WHAT YOU ARE ASKED TO DO:
Look for "screenshot" in each line of the entries, and return the matching lines.

RECORDS FOR THE EXERCISE:
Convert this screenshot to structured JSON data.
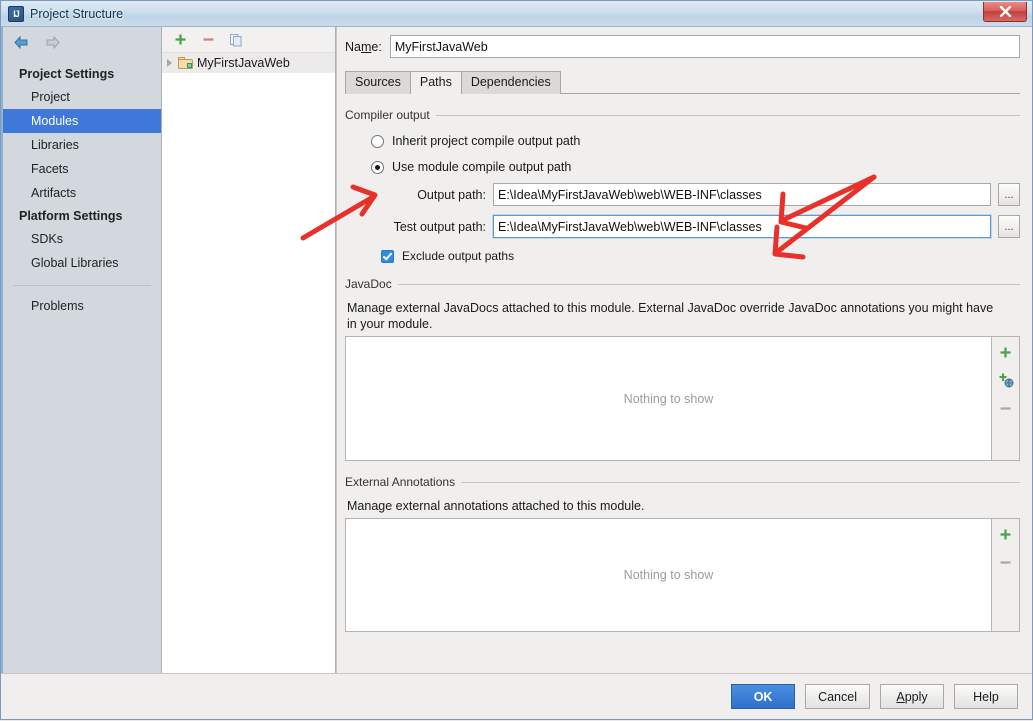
{
  "window": {
    "title": "Project Structure",
    "app_icon": "intellij-idea-icon",
    "close_label": "x"
  },
  "nav": {
    "back_icon": "arrow-left-icon",
    "forward_icon": "arrow-right-icon"
  },
  "sidebar": {
    "groups": [
      {
        "title": "Project Settings",
        "items": [
          {
            "label": "Project",
            "selected": false
          },
          {
            "label": "Modules",
            "selected": true
          },
          {
            "label": "Libraries",
            "selected": false
          },
          {
            "label": "Facets",
            "selected": false
          },
          {
            "label": "Artifacts",
            "selected": false
          }
        ]
      },
      {
        "title": "Platform Settings",
        "items": [
          {
            "label": "SDKs",
            "selected": false
          },
          {
            "label": "Global Libraries",
            "selected": false
          }
        ]
      }
    ],
    "footer_items": [
      {
        "label": "Problems",
        "selected": false
      }
    ],
    "selected_color": "#3f78d8",
    "background": "#d2d8de"
  },
  "tree": {
    "toolbar": [
      {
        "icon": "plus-icon",
        "name": "add-module-button"
      },
      {
        "icon": "minus-icon",
        "name": "remove-module-button"
      },
      {
        "icon": "copy-icon",
        "name": "copy-module-button"
      }
    ],
    "rows": [
      {
        "label": "MyFirstJavaWeb",
        "icon": "module-folder-icon",
        "expander": "collapsed"
      }
    ]
  },
  "main": {
    "name_label": "Name:",
    "name_label_pre": "Na",
    "name_label_mnemonic": "m",
    "name_label_post": "e:",
    "name_value": "MyFirstJavaWeb",
    "tabs": [
      {
        "label": "Sources",
        "active": false
      },
      {
        "label": "Paths",
        "active": true
      },
      {
        "label": "Dependencies",
        "active": false
      }
    ],
    "compiler_output": {
      "group_title": "Compiler output",
      "options": [
        {
          "label": "Inherit project compile output path",
          "checked": false
        },
        {
          "label": "Use module compile output path",
          "checked": true
        }
      ],
      "fields": [
        {
          "label": "Output path:",
          "value": "E:\\Idea\\MyFirstJavaWeb\\web\\WEB-INF\\classes",
          "focused": false,
          "browse_label": "..."
        },
        {
          "label": "Test output path:",
          "value": "E:\\Idea\\MyFirstJavaWeb\\web\\WEB-INF\\classes",
          "focused": true,
          "browse_label": "..."
        }
      ],
      "exclude_checkbox": {
        "label": "Exclude output paths",
        "checked": true
      }
    },
    "javadoc": {
      "group_title": "JavaDoc",
      "description": "Manage external JavaDocs attached to this module. External JavaDoc override JavaDoc annotations you might have in your module.",
      "empty_text": "Nothing to show",
      "buttons": [
        {
          "icon": "plus-icon",
          "name": "add-javadoc-button"
        },
        {
          "icon": "plus-globe-icon",
          "name": "add-javadoc-url-button"
        },
        {
          "icon": "minus-icon",
          "name": "remove-javadoc-button"
        }
      ]
    },
    "external_annotations": {
      "group_title": "External Annotations",
      "description": "Manage external annotations attached to this module.",
      "empty_text": "Nothing to show",
      "buttons": [
        {
          "icon": "plus-icon",
          "name": "add-annotation-button"
        },
        {
          "icon": "minus-icon",
          "name": "remove-annotation-button"
        }
      ]
    }
  },
  "footer": {
    "buttons": [
      {
        "label": "OK",
        "primary": true,
        "name": "ok-button"
      },
      {
        "label": "Cancel",
        "primary": false,
        "name": "cancel-button"
      },
      {
        "label": "Apply",
        "primary": false,
        "name": "apply-button",
        "mnemonic": "A"
      },
      {
        "label": "Help",
        "primary": false,
        "name": "help-button"
      }
    ]
  },
  "annotations": {
    "color": "#e8312a",
    "marks": [
      {
        "name": "arrow-to-use-module-radio",
        "description": "red arrow pointing up-right toward the 'Use module compile output path' radio button"
      },
      {
        "name": "arrow-to-output-path",
        "description": "red arrow pointing down-left toward the Output path field"
      },
      {
        "name": "arrow-to-test-output-path",
        "description": "red arrow pointing down-left toward the Test output path field"
      }
    ]
  }
}
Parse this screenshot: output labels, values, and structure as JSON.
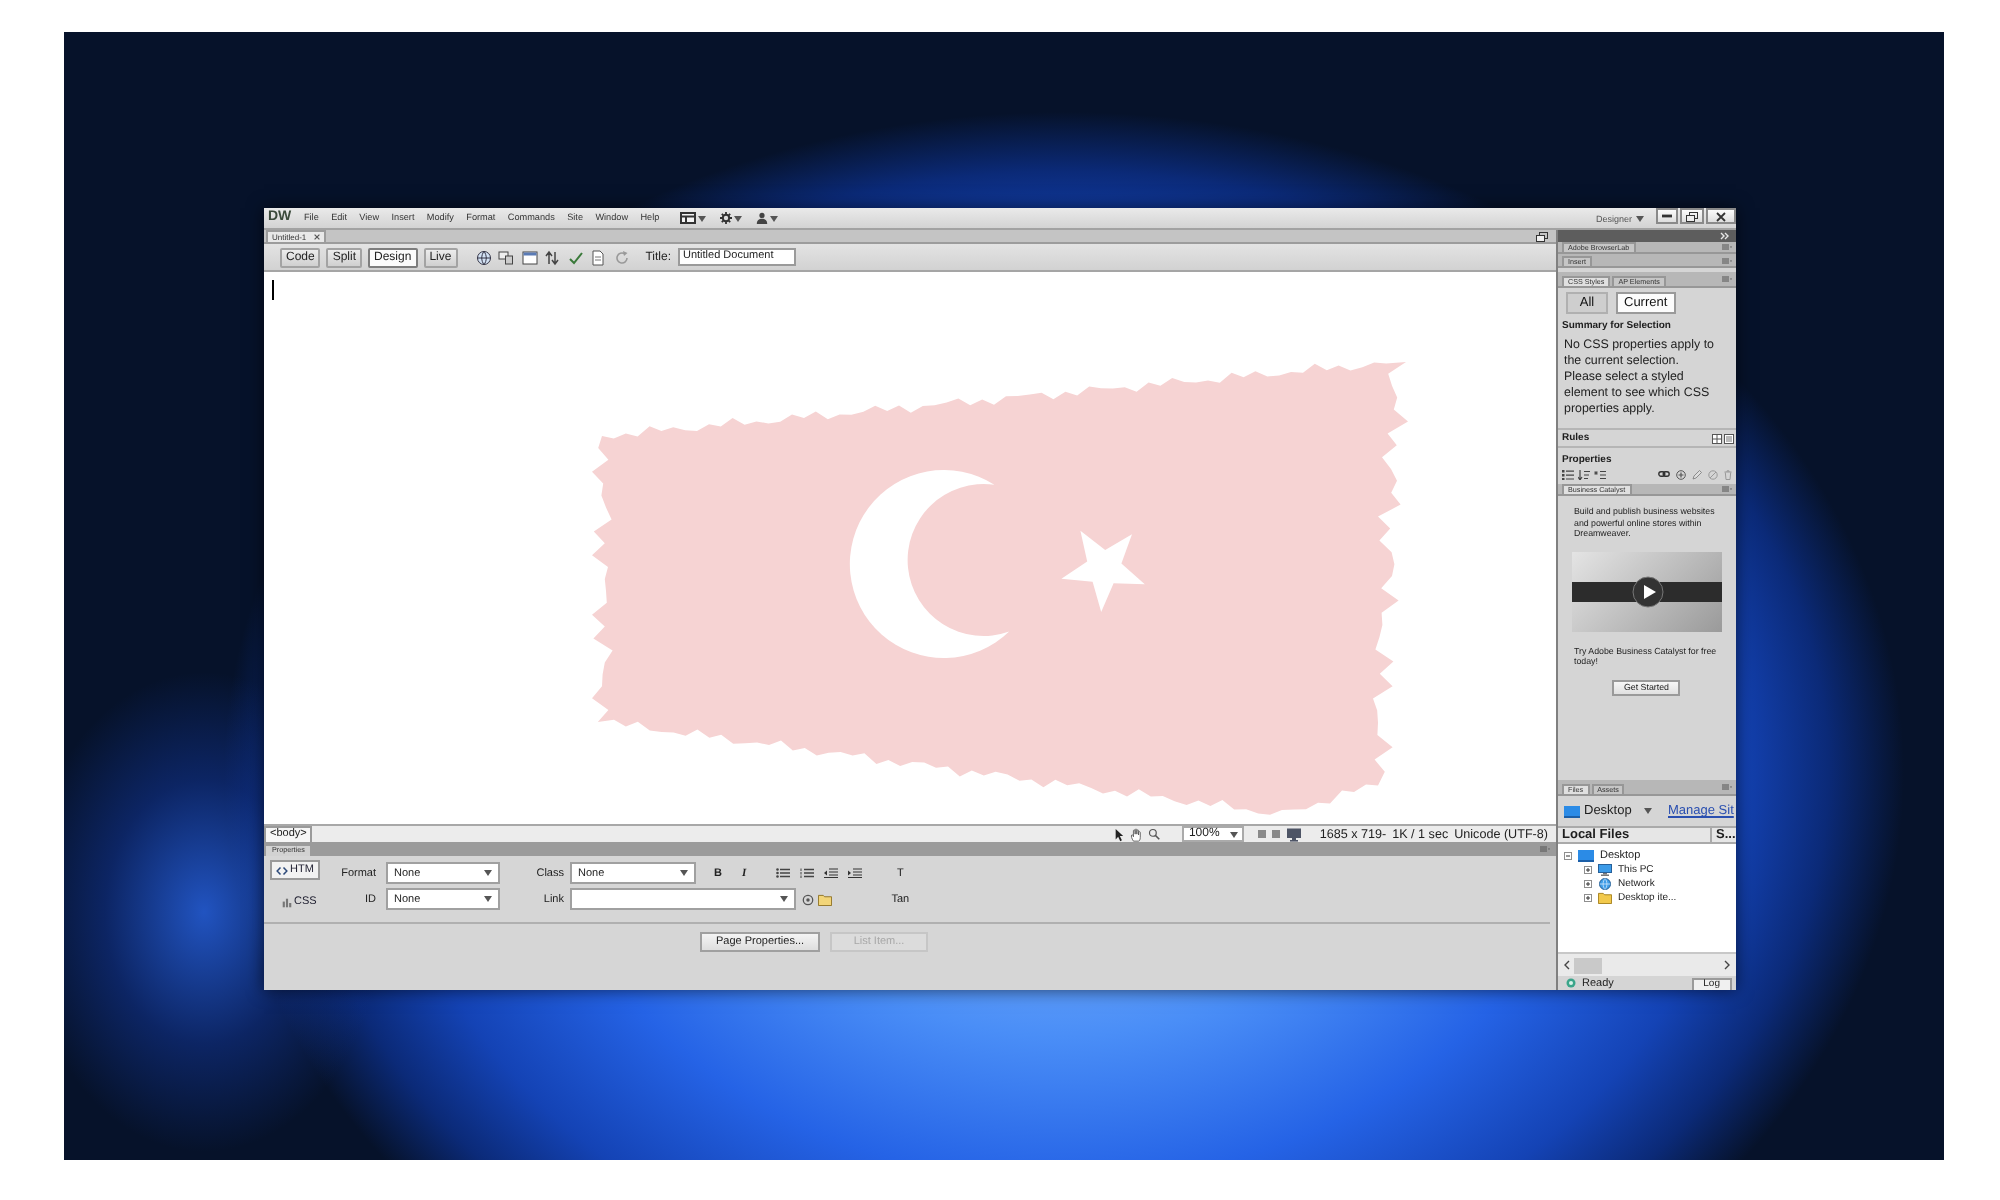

TASK RESPONSE:
Convert this screenshot to structured JSON data.
Parse this screenshot: output labels, values, and structure as JSON.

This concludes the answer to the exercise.